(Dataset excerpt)
::::::::::

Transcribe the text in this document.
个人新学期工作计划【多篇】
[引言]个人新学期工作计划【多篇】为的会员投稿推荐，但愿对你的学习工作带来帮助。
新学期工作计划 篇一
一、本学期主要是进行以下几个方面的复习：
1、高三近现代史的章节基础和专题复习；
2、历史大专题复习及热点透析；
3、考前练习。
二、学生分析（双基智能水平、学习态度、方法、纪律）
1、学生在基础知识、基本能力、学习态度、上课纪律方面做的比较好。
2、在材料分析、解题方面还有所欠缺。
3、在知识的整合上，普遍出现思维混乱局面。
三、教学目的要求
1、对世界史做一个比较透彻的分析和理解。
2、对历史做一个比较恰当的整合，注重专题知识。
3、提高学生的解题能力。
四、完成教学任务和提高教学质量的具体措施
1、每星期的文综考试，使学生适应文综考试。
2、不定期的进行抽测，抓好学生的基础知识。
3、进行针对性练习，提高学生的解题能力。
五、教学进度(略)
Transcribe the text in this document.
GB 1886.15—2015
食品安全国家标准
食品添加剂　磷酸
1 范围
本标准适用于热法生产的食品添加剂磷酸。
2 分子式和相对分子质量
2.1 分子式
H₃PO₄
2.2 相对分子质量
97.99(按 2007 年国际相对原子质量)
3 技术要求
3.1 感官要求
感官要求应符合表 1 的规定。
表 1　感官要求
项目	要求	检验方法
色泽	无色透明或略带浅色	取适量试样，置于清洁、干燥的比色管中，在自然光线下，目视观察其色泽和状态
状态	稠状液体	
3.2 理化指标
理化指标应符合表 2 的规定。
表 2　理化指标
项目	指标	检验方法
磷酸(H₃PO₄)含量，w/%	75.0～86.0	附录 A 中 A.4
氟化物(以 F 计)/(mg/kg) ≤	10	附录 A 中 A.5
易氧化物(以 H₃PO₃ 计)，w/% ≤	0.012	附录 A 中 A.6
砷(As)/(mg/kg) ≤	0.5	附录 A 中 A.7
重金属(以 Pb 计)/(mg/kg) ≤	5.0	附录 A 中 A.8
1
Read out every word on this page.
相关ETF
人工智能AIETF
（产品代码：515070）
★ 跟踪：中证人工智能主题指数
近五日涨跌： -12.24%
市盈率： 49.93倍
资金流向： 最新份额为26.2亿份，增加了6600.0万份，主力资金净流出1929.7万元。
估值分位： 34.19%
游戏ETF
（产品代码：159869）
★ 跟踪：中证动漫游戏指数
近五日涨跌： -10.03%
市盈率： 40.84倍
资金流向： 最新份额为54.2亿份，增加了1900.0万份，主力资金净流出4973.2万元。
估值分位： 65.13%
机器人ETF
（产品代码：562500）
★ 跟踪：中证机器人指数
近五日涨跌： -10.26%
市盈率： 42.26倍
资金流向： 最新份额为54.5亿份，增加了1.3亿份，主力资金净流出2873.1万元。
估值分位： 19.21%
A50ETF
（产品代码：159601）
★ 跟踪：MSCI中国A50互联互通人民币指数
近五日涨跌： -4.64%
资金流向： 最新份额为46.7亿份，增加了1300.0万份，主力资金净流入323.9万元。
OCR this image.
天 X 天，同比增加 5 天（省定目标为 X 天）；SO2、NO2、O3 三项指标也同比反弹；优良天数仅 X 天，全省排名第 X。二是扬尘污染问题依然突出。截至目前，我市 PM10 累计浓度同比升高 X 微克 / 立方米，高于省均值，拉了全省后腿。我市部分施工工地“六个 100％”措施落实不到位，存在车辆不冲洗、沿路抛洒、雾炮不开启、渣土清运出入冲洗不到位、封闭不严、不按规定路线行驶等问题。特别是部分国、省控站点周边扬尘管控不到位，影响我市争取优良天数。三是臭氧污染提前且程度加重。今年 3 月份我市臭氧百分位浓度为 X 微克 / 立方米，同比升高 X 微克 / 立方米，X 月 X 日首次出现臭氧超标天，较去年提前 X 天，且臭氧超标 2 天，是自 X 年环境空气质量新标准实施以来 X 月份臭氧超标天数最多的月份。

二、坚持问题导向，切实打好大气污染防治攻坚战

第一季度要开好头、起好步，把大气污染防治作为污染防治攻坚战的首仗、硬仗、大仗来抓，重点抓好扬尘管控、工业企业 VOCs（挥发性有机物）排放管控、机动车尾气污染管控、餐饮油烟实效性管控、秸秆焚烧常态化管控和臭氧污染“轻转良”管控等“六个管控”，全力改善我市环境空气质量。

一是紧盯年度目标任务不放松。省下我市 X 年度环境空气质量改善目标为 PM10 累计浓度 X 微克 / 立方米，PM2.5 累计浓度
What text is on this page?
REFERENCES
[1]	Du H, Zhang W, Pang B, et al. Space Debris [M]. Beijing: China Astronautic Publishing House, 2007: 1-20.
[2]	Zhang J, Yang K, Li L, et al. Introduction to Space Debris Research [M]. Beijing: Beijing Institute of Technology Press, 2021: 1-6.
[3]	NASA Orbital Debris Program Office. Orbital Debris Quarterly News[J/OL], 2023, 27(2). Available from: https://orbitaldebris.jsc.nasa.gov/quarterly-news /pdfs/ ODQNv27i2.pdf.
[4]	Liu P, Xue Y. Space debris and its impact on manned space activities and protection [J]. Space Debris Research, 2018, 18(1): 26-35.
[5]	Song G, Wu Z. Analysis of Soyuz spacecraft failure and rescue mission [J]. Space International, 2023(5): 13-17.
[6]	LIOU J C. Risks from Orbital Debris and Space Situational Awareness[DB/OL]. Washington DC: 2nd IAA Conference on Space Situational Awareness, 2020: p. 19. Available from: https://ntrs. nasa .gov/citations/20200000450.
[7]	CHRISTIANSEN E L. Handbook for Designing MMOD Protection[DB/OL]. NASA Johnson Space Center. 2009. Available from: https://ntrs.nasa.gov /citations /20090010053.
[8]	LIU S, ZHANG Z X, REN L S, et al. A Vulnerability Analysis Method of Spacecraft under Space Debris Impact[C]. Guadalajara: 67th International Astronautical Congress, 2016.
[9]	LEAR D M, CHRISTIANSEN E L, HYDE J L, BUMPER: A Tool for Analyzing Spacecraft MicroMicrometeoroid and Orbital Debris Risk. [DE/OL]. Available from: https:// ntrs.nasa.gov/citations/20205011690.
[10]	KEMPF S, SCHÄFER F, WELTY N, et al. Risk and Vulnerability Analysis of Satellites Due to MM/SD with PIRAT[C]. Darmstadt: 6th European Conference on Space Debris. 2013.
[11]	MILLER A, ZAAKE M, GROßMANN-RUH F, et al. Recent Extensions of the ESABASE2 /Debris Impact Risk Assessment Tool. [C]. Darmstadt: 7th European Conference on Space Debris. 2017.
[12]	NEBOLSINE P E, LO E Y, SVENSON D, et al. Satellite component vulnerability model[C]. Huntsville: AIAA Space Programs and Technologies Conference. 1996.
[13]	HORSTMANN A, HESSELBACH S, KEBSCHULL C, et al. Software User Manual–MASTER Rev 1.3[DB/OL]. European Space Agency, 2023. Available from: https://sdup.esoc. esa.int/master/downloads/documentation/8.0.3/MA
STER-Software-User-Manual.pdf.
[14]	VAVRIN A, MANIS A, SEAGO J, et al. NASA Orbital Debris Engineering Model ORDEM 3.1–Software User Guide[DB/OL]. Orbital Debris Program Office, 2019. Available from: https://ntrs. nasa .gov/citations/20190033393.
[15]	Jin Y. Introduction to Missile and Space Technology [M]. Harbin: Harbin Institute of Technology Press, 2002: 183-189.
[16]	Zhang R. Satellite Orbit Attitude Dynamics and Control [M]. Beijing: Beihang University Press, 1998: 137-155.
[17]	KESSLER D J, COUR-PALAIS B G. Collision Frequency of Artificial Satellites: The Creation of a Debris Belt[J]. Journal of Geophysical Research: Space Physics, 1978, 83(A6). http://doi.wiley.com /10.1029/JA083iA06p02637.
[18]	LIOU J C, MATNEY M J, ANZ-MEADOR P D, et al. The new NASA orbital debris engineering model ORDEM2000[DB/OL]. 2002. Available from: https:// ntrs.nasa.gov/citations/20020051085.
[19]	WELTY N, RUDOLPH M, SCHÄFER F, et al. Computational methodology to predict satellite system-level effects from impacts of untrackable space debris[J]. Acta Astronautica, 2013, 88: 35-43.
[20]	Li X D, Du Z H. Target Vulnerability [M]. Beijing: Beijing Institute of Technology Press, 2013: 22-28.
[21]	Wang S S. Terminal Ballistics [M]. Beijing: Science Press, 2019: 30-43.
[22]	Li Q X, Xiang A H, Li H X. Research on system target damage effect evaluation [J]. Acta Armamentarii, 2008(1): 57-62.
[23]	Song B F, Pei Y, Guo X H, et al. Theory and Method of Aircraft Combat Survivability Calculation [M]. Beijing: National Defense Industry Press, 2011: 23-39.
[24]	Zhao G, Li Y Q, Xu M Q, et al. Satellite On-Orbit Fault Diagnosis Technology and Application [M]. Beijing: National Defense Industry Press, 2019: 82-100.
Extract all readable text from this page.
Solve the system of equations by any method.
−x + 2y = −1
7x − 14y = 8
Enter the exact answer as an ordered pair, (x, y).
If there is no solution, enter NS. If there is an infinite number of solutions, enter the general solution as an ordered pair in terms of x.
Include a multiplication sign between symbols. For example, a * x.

::::::::::

== What this task involves ==
Beginning at the line that holds "Extract all readable text from this page.", reproduce each line of the records above down to and including the last one.

== Solution to this problem ==
Extract all readable text from this page.
Solve the system of equations by any method.
−x + 2y = −1
7x − 14y = 8
Enter the exact answer as an ordered pair, (x, y).
If there is no solution, enter NS. If there is an infinite number of solutions, enter the general solution as an ordered pair in terms of x.
Include a multiplication sign between symbols. For example, a * x.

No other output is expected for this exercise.